Short exercise -> Copy each line that contains the word "kabi".
Excerpted data start
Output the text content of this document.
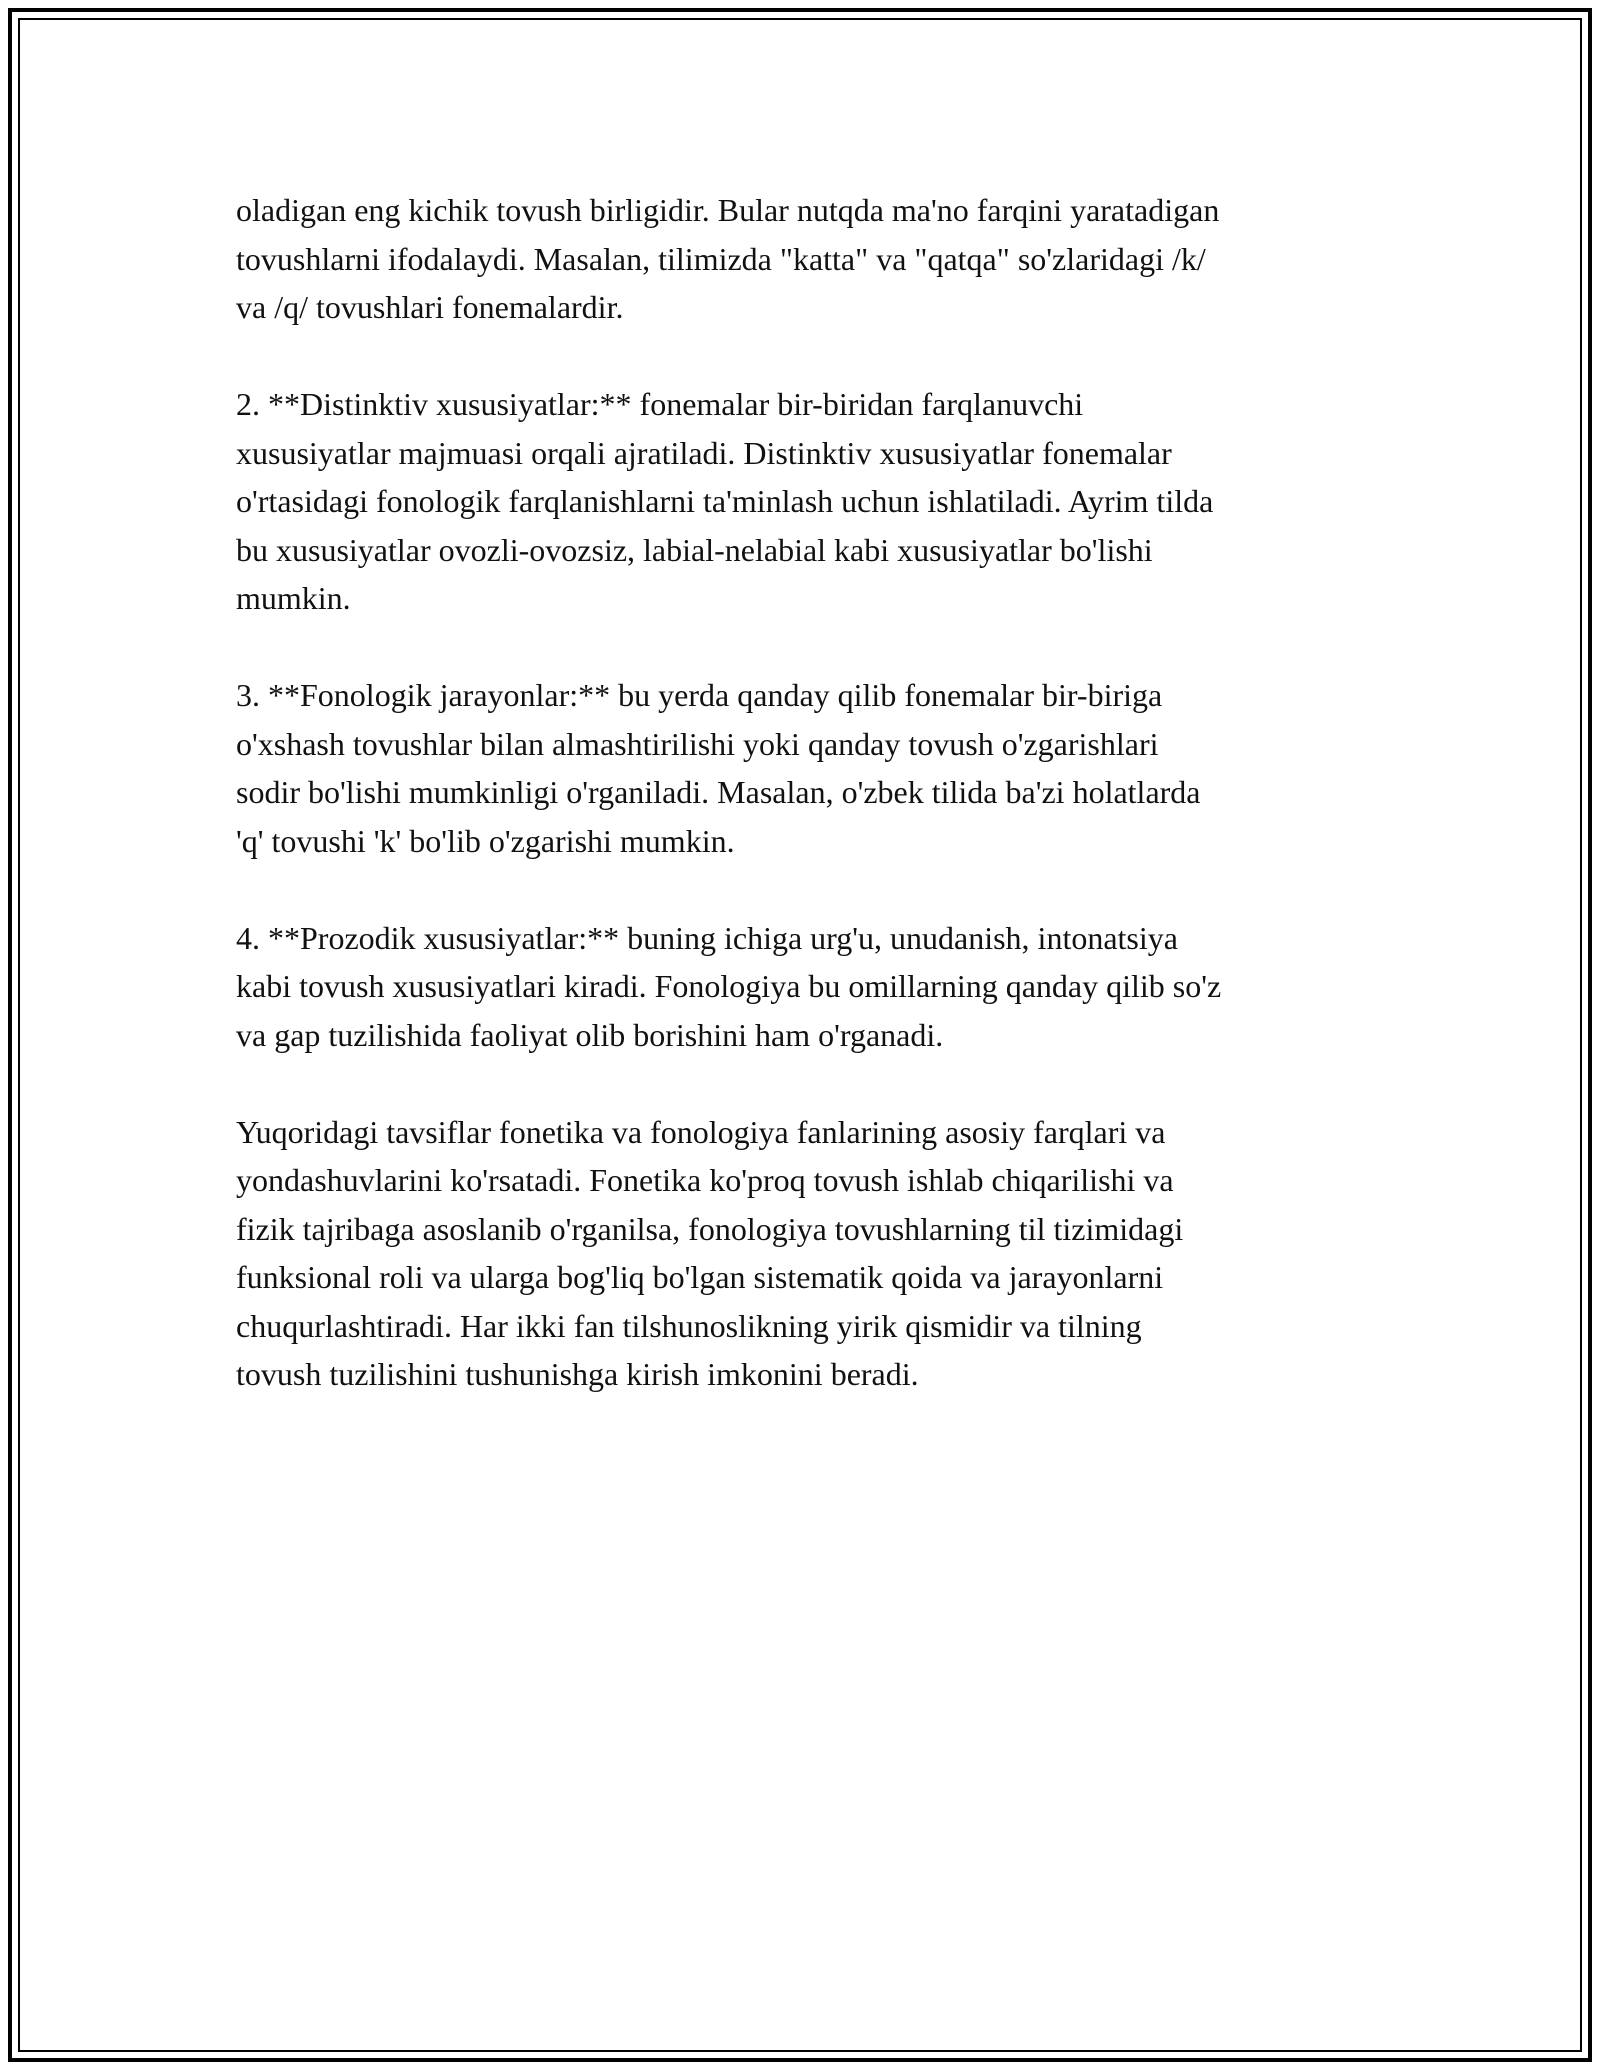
oladigan eng kichik tovush birligidir. Bular nutqda ma'no farqini yaratadigan
tovushlarni ifodalaydi. Masalan, tilimizda "katta" va "qatqa" so'zlaridagi /k/
va /q/ tovushlari fonemalardir.

2. **Distinktiv xususiyatlar:** fonemalar bir-biridan farqlanuvchi
xususiyatlar majmuasi orqali ajratiladi. Distinktiv xususiyatlar fonemalar
o'rtasidagi fonologik farqlanishlarni ta'minlash uchun ishlatiladi. Ayrim tilda
bu xususiyatlar ovozli-ovozsiz, labial-nelabial kabi xususiyatlar bo'lishi
mumkin.

3. **Fonologik jarayonlar:** bu yerda qanday qilib fonemalar bir-biriga
o'xshash tovushlar bilan almashtirilishi yoki qanday tovush o'zgarishlari
sodir bo'lishi mumkinligi o'rganiladi. Masalan, o'zbek tilida ba'zi holatlarda
'q' tovushi 'k' bo'lib o'zgarishi mumkin.

4. **Prozodik xususiyatlar:** buning ichiga urg'u, unudanish, intonatsiya
kabi tovush xususiyatlari kiradi. Fonologiya bu omillarning qanday qilib so'z
va gap tuzilishida faoliyat olib borishini ham o'rganadi.

Yuqoridagi tavsiflar fonetika va fonologiya fanlarining asosiy farqlari va
yondashuvlarini ko'rsatadi. Fonetika ko'proq tovush ishlab chiqarilishi va
fizik tajribaga asoslanib o'rganilsa, fonologiya tovushlarning til tizimidagi
funksional roli va ularga bog'liq bo'lgan sistematik qoida va jarayonlarni
chuqurlashtiradi. Har ikki fan tilshunoslikning yirik qismidir va tilning
tovush tuzilishini tushunishga kirish imkonini beradi.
Excerpted data end
Exercise solution ->
bu xususiyatlar ovozli-ovozsiz, labial-nelabial kabi xususiyatlar bo'lishi
kabi tovush xususiyatlari kiradi. Fonologiya bu omillarning qanday qilib so'z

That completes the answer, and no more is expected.